STATED TASK:
Return each line of the items below without any change, omitting the pictures.

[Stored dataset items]

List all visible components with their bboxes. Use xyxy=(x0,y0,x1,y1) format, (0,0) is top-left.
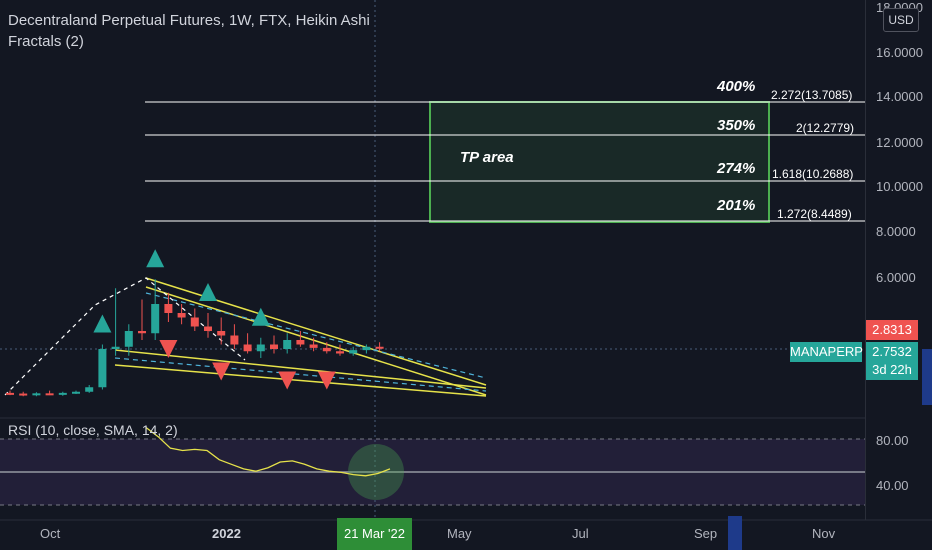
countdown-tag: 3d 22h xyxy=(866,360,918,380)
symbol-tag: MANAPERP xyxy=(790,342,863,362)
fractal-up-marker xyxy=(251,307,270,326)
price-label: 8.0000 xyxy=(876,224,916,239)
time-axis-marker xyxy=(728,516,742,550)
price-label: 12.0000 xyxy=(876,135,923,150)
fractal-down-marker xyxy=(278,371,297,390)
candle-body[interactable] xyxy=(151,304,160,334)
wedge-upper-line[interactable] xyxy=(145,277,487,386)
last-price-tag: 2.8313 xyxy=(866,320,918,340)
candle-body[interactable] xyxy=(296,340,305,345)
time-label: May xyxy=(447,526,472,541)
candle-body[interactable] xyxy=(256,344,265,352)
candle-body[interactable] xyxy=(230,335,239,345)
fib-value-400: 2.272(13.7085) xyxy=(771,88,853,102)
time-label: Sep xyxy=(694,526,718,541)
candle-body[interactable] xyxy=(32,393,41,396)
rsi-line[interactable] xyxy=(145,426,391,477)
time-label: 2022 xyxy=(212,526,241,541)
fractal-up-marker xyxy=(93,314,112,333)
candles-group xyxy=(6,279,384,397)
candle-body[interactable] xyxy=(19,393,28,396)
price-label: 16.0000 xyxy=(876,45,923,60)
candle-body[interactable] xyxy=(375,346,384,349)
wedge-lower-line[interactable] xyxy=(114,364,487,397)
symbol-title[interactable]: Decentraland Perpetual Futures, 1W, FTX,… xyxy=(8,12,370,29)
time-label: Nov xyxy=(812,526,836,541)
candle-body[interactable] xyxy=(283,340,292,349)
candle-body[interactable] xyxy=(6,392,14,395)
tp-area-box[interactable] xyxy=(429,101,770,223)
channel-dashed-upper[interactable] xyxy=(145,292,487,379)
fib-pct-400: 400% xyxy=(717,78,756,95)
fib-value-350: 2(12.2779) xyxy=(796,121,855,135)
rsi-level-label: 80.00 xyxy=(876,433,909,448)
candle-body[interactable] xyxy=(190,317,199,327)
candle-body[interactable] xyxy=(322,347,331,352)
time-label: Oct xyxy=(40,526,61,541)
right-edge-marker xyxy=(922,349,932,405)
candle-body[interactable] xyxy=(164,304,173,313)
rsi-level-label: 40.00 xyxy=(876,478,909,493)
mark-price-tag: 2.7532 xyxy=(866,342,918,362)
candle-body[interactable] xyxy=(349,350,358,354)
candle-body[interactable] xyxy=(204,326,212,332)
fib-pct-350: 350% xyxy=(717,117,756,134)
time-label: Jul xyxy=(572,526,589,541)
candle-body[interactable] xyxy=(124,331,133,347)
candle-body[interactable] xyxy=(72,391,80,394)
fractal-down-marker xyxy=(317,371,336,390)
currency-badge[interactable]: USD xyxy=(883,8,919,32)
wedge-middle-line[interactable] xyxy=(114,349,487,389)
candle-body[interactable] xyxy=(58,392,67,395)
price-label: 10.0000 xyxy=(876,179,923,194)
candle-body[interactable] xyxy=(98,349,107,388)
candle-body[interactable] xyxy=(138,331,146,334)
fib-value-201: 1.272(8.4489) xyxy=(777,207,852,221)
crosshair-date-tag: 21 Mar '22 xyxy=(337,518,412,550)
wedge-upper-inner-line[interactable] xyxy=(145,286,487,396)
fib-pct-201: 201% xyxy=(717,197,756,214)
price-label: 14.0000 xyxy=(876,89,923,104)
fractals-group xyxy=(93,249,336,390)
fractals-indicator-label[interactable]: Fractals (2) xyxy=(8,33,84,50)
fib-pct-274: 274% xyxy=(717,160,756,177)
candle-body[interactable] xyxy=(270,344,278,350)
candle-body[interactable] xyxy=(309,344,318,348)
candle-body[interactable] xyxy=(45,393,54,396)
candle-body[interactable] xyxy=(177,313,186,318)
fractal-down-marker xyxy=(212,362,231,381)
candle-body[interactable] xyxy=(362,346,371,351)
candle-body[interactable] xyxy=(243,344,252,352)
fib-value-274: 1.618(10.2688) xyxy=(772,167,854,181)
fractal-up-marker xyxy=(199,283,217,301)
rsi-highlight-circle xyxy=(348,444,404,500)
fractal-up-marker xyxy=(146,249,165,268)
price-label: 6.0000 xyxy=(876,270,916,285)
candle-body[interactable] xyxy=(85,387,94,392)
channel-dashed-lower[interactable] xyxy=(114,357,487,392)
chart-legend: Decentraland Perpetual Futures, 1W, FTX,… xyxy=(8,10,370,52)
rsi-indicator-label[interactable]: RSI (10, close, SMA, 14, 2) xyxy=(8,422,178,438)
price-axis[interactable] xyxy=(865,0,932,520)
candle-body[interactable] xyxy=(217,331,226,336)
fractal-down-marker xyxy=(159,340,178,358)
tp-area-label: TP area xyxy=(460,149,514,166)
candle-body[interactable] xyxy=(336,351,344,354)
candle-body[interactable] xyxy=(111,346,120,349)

EXPECTED ANSWER:
List all visible components with their bboxes. Use xyxy=(x0,y0,x1,y1) format, (0,0) is top-left.
countdown-tag: 3d 22h xyxy=(866,360,918,380)
symbol-tag: MANAPERP xyxy=(790,342,863,362)
fractal-up-marker xyxy=(251,307,270,326)
price-label: 8.0000 xyxy=(876,224,916,239)
time-axis-marker xyxy=(728,516,742,550)
price-label: 12.0000 xyxy=(876,135,923,150)
fractal-down-marker xyxy=(278,371,297,390)
candle-body[interactable] xyxy=(151,304,160,334)
wedge-upper-line[interactable] xyxy=(145,277,487,386)
last-price-tag: 2.8313 xyxy=(866,320,918,340)
candle-body[interactable] xyxy=(296,340,305,345)
time-label: May xyxy=(447,526,472,541)
candle-body[interactable] xyxy=(256,344,265,352)
candle-body[interactable] xyxy=(230,335,239,345)
fib-value-400: 2.272(13.7085) xyxy=(771,88,853,102)
time-label: Sep xyxy=(694,526,718,541)
candle-body[interactable] xyxy=(32,393,41,396)
rsi-line[interactable] xyxy=(145,426,391,477)
time-label: 2022 xyxy=(212,526,241,541)
fractal-up-marker xyxy=(93,314,112,333)
candles-group xyxy=(6,279,384,397)
candle-body[interactable] xyxy=(19,393,28,396)
price-label: 16.0000 xyxy=(876,45,923,60)
candle-body[interactable] xyxy=(375,346,384,349)
wedge-lower-line[interactable] xyxy=(114,364,487,397)
symbol-title[interactable]: Decentraland Perpetual Futures, 1W, FTX,… xyxy=(8,12,370,29)
time-label: Nov xyxy=(812,526,836,541)
candle-body[interactable] xyxy=(283,340,292,349)
candle-body[interactable] xyxy=(6,392,14,395)
tp-area-box[interactable] xyxy=(429,101,770,223)
channel-dashed-upper[interactable] xyxy=(145,292,487,379)
fib-pct-400: 400% xyxy=(717,78,756,95)
fib-value-350: 2(12.2779) xyxy=(796,121,855,135)
rsi-level-label: 80.00 xyxy=(876,433,909,448)
candle-body[interactable] xyxy=(190,317,199,327)
candle-body[interactable] xyxy=(322,347,331,352)
time-label: Oct xyxy=(40,526,61,541)
right-edge-marker xyxy=(922,349,932,405)
candle-body[interactable] xyxy=(164,304,173,313)
rsi-level-label: 40.00 xyxy=(876,478,909,493)
mark-price-tag: 2.7532 xyxy=(866,342,918,362)
candle-body[interactable] xyxy=(349,350,358,354)
candle-body[interactable] xyxy=(204,326,212,332)
fib-pct-350: 350% xyxy=(717,117,756,134)
time-label: Jul xyxy=(572,526,589,541)
candle-body[interactable] xyxy=(124,331,133,347)
candle-body[interactable] xyxy=(72,391,80,394)
fractal-down-marker xyxy=(317,371,336,390)
currency-badge[interactable]: USD xyxy=(883,8,919,32)
wedge-middle-line[interactable] xyxy=(114,349,487,389)
candle-body[interactable] xyxy=(58,392,67,395)
price-label: 10.0000 xyxy=(876,179,923,194)
candle-body[interactable] xyxy=(98,349,107,388)
candle-body[interactable] xyxy=(138,331,146,334)
fib-value-201: 1.272(8.4489) xyxy=(777,207,852,221)
crosshair-date-tag: 21 Mar '22 xyxy=(337,518,412,550)
wedge-upper-inner-line[interactable] xyxy=(145,286,487,396)
fib-pct-201: 201% xyxy=(717,197,756,214)
price-label: 14.0000 xyxy=(876,89,923,104)
fractals-group xyxy=(93,249,336,390)
fractals-indicator-label[interactable]: Fractals (2) xyxy=(8,33,84,50)
fib-pct-274: 274% xyxy=(717,160,756,177)
candle-body[interactable] xyxy=(270,344,278,350)
candle-body[interactable] xyxy=(309,344,318,348)
candle-body[interactable] xyxy=(45,393,54,396)
candle-body[interactable] xyxy=(177,313,186,318)
fractal-down-marker xyxy=(212,362,231,381)
candle-body[interactable] xyxy=(362,346,371,351)
candle-body[interactable] xyxy=(243,344,252,352)
fib-value-274: 1.618(10.2688) xyxy=(772,167,854,181)
fractal-up-marker xyxy=(199,283,217,301)
rsi-highlight-circle xyxy=(348,444,404,500)
fractal-up-marker xyxy=(146,249,165,268)
price-label: 6.0000 xyxy=(876,270,916,285)
candle-body[interactable] xyxy=(85,387,94,392)
channel-dashed-lower[interactable] xyxy=(114,357,487,392)
chart-legend: Decentraland Perpetual Futures, 1W, FTX,… xyxy=(8,10,370,52)
rsi-indicator-label[interactable]: RSI (10, close, SMA, 14, 2) xyxy=(8,422,178,438)
price-axis[interactable] xyxy=(865,0,932,520)
candle-body[interactable] xyxy=(217,331,226,336)
fractal-down-marker xyxy=(159,340,178,358)
tp-area-label: TP area xyxy=(460,149,514,166)
candle-body[interactable] xyxy=(336,351,344,354)
candle-body[interactable] xyxy=(111,346,120,349)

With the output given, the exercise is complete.